(Collected data entries)
►
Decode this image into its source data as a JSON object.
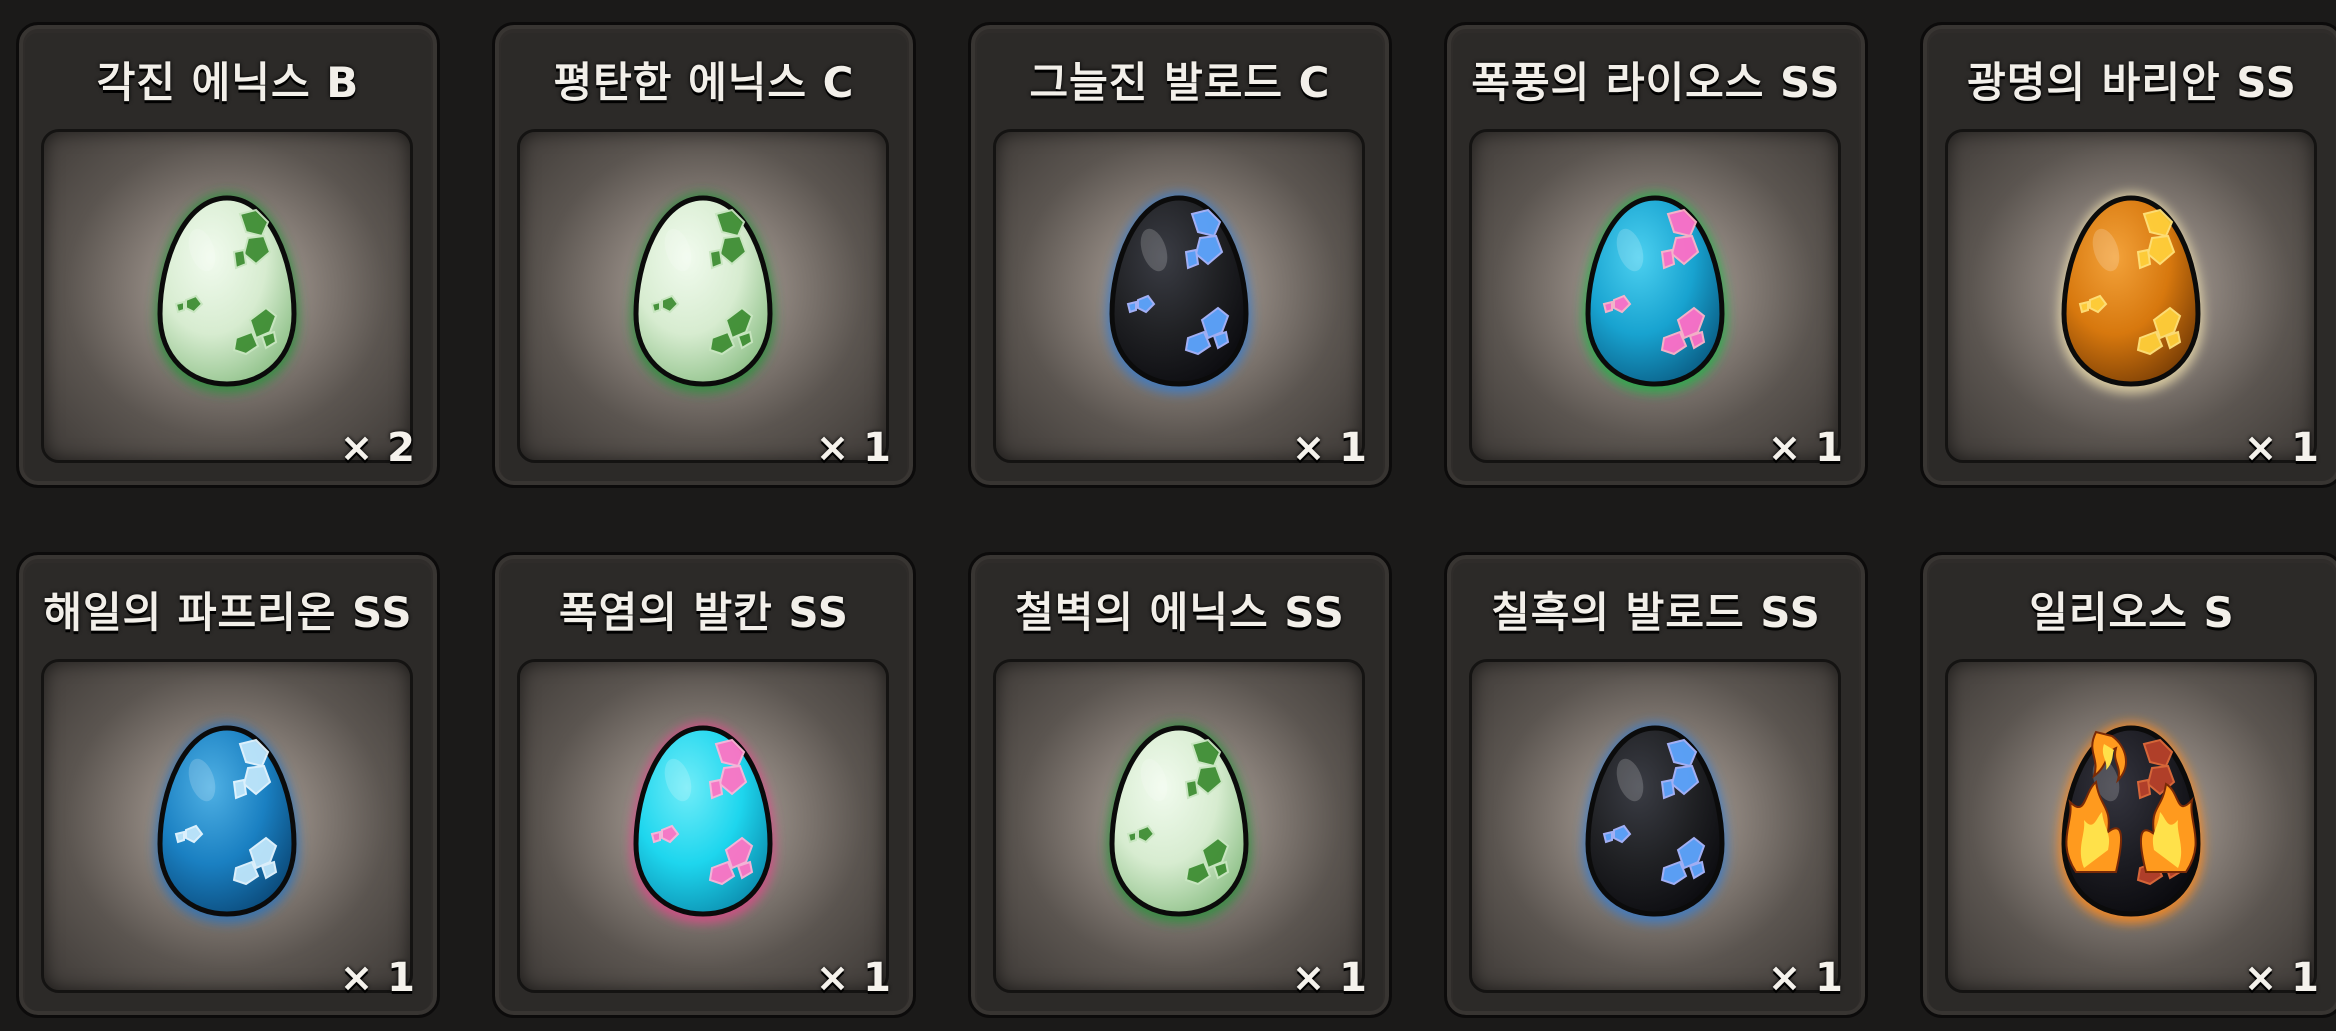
{
  "inventory": {
    "items": [
      {
        "name": "각진 에닉스 B",
        "qty": "× 2",
        "egg": "green-egg-icon",
        "colors": {
          "base": "#d7ecd0",
          "light": "#f1fbee",
          "dark": "#8fc189",
          "spot": "#3f8e34",
          "spotLight": "#c8e6c0",
          "glow": "#2e8f3c"
        }
      },
      {
        "name": "평탄한 에닉스 C",
        "qty": "× 1",
        "egg": "green-egg-icon",
        "colors": {
          "base": "#d7ecd0",
          "light": "#f1fbee",
          "dark": "#8fc189",
          "spot": "#3f8e34",
          "spotLight": "#c8e6c0",
          "glow": "#2e8f3c"
        }
      },
      {
        "name": "그늘진 발로드 C",
        "qty": "× 1",
        "egg": "dark-blue-egg-icon",
        "colors": {
          "base": "#202124",
          "light": "#3a3c44",
          "dark": "#0c0c10",
          "spot": "#5ea6ff",
          "spotLight": "#a9b7ff",
          "glow": "#3b7cc8"
        }
      },
      {
        "name": "폭풍의 라이오스 SS",
        "qty": "× 1",
        "egg": "cyan-pink-egg-icon",
        "colors": {
          "base": "#18a3d0",
          "light": "#4cd0f0",
          "dark": "#0a5e86",
          "spot": "#ff6fc7",
          "spotLight": "#ffb3c9",
          "glow": "#28b04a"
        }
      },
      {
        "name": "광명의 바리안 SS",
        "qty": "× 1",
        "egg": "orange-egg-icon",
        "colors": {
          "base": "#d7780e",
          "light": "#f3a23a",
          "dark": "#7a3e05",
          "spot": "#ffcf3a",
          "spotLight": "#ffe27a",
          "glow": "#e6d7a8"
        }
      },
      {
        "name": "해일의 파프리온 SS",
        "qty": "× 1",
        "egg": "blue-egg-icon",
        "colors": {
          "base": "#1a80c2",
          "light": "#4fb0e4",
          "dark": "#0b4a7a",
          "spot": "#bfe6fb",
          "spotLight": "#e6f6ff",
          "glow": "#2e73b8"
        }
      },
      {
        "name": "폭염의 발칸 SS",
        "qty": "× 1",
        "egg": "cyan-pink-egg-icon",
        "colors": {
          "base": "#1ed6ee",
          "light": "#70ecf8",
          "dark": "#0c8fb0",
          "spot": "#ff74c4",
          "spotLight": "#ffb4d8",
          "glow": "#d84c86"
        }
      },
      {
        "name": "철벽의 에닉스 SS",
        "qty": "× 1",
        "egg": "green-egg-icon",
        "colors": {
          "base": "#d7ecd0",
          "light": "#f1fbee",
          "dark": "#8fc189",
          "spot": "#3f8e34",
          "spotLight": "#c8e6c0",
          "glow": "#2e8f3c"
        }
      },
      {
        "name": "칠흑의 발로드 SS",
        "qty": "× 1",
        "egg": "dark-blue-egg-icon",
        "colors": {
          "base": "#202124",
          "light": "#3a3c44",
          "dark": "#0c0c10",
          "spot": "#5ea6ff",
          "spotLight": "#a9b7ff",
          "glow": "#3b7cc8"
        }
      },
      {
        "name": "일리오스 S",
        "qty": "× 1",
        "egg": "fire-egg-icon",
        "colors": {
          "base": "#1c1c22",
          "light": "#34343e",
          "dark": "#0a0a0e",
          "spot": "#b8412a",
          "spotLight": "#e06a3a",
          "glow": "#ff8a1c"
        }
      }
    ]
  }
}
◄
• Task to carry out: Retype all the records shown above, character for character. Omit every picture.

• Answer to the problem:
Decode this image into its source data as a JSON object.
{
  "inventory": {
    "items": [
      {
        "name": "각진 에닉스 B",
        "qty": "× 2",
        "egg": "green-egg-icon",
        "colors": {
          "base": "#d7ecd0",
          "light": "#f1fbee",
          "dark": "#8fc189",
          "spot": "#3f8e34",
          "spotLight": "#c8e6c0",
          "glow": "#2e8f3c"
        }
      },
      {
        "name": "평탄한 에닉스 C",
        "qty": "× 1",
        "egg": "green-egg-icon",
        "colors": {
          "base": "#d7ecd0",
          "light": "#f1fbee",
          "dark": "#8fc189",
          "spot": "#3f8e34",
          "spotLight": "#c8e6c0",
          "glow": "#2e8f3c"
        }
      },
      {
        "name": "그늘진 발로드 C",
        "qty": "× 1",
        "egg": "dark-blue-egg-icon",
        "colors": {
          "base": "#202124",
          "light": "#3a3c44",
          "dark": "#0c0c10",
          "spot": "#5ea6ff",
          "spotLight": "#a9b7ff",
          "glow": "#3b7cc8"
        }
      },
      {
        "name": "폭풍의 라이오스 SS",
        "qty": "× 1",
        "egg": "cyan-pink-egg-icon",
        "colors": {
          "base": "#18a3d0",
          "light": "#4cd0f0",
          "dark": "#0a5e86",
          "spot": "#ff6fc7",
          "spotLight": "#ffb3c9",
          "glow": "#28b04a"
        }
      },
      {
        "name": "광명의 바리안 SS",
        "qty": "× 1",
        "egg": "orange-egg-icon",
        "colors": {
          "base": "#d7780e",
          "light": "#f3a23a",
          "dark": "#7a3e05",
          "spot": "#ffcf3a",
          "spotLight": "#ffe27a",
          "glow": "#e6d7a8"
        }
      },
      {
        "name": "해일의 파프리온 SS",
        "qty": "× 1",
        "egg": "blue-egg-icon",
        "colors": {
          "base": "#1a80c2",
          "light": "#4fb0e4",
          "dark": "#0b4a7a",
          "spot": "#bfe6fb",
          "spotLight": "#e6f6ff",
          "glow": "#2e73b8"
        }
      },
      {
        "name": "폭염의 발칸 SS",
        "qty": "× 1",
        "egg": "cyan-pink-egg-icon",
        "colors": {
          "base": "#1ed6ee",
          "light": "#70ecf8",
          "dark": "#0c8fb0",
          "spot": "#ff74c4",
          "spotLight": "#ffb4d8",
          "glow": "#d84c86"
        }
      },
      {
        "name": "철벽의 에닉스 SS",
        "qty": "× 1",
        "egg": "green-egg-icon",
        "colors": {
          "base": "#d7ecd0",
          "light": "#f1fbee",
          "dark": "#8fc189",
          "spot": "#3f8e34",
          "spotLight": "#c8e6c0",
          "glow": "#2e8f3c"
        }
      },
      {
        "name": "칠흑의 발로드 SS",
        "qty": "× 1",
        "egg": "dark-blue-egg-icon",
        "colors": {
          "base": "#202124",
          "light": "#3a3c44",
          "dark": "#0c0c10",
          "spot": "#5ea6ff",
          "spotLight": "#a9b7ff",
          "glow": "#3b7cc8"
        }
      },
      {
        "name": "일리오스 S",
        "qty": "× 1",
        "egg": "fire-egg-icon",
        "colors": {
          "base": "#1c1c22",
          "light": "#34343e",
          "dark": "#0a0a0e",
          "spot": "#b8412a",
          "spotLight": "#e06a3a",
          "glow": "#ff8a1c"
        }
      }
    ]
  }
}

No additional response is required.